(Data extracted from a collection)
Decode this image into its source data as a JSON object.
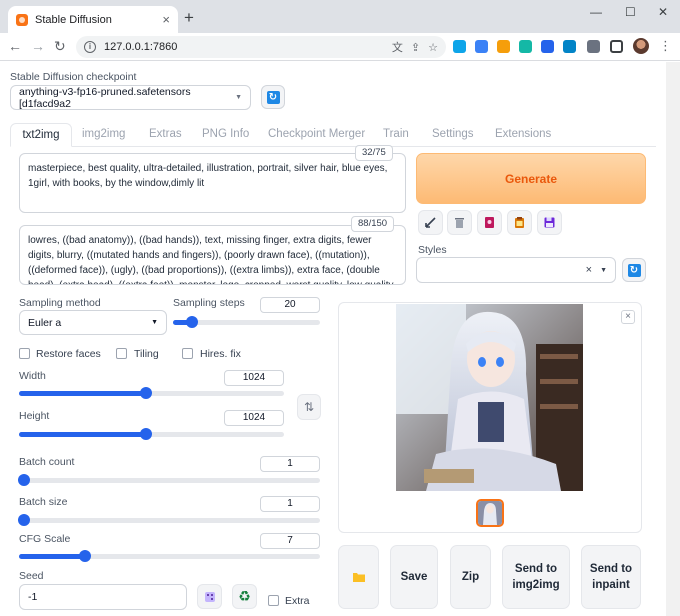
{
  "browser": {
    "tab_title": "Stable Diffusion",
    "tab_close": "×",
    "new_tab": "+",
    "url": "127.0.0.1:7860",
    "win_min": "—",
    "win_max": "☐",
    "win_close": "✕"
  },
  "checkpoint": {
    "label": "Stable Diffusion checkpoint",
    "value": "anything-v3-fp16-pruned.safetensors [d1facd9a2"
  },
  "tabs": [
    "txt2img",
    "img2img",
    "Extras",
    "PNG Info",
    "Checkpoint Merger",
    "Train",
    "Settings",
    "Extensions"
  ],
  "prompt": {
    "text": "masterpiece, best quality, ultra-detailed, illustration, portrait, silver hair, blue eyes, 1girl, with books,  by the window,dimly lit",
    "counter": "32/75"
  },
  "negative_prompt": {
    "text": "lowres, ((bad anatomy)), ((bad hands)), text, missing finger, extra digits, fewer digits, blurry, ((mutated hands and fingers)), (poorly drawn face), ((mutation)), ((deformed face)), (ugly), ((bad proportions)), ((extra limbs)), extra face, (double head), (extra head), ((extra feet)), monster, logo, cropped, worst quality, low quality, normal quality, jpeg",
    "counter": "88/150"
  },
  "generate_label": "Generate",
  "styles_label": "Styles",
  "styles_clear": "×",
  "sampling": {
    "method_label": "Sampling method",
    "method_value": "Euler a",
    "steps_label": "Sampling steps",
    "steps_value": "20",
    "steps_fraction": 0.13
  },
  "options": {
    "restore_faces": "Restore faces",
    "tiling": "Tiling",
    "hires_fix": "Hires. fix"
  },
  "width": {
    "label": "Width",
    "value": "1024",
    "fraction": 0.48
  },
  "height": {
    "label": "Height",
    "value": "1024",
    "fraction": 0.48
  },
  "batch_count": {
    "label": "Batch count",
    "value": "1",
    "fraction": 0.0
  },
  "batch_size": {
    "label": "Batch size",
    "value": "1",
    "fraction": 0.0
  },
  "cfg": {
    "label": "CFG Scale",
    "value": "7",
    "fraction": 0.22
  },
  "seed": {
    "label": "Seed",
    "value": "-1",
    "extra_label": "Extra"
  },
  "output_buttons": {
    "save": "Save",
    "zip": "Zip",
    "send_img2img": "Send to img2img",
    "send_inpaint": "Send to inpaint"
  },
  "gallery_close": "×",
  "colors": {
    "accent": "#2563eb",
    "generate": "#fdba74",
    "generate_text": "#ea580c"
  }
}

**Requirements**
Pick out all lines from the data above in which the word "Stable" appears.

**The result**
    "tab_title": "Stable Diffusion",
    "label": "Stable Diffusion checkpoint",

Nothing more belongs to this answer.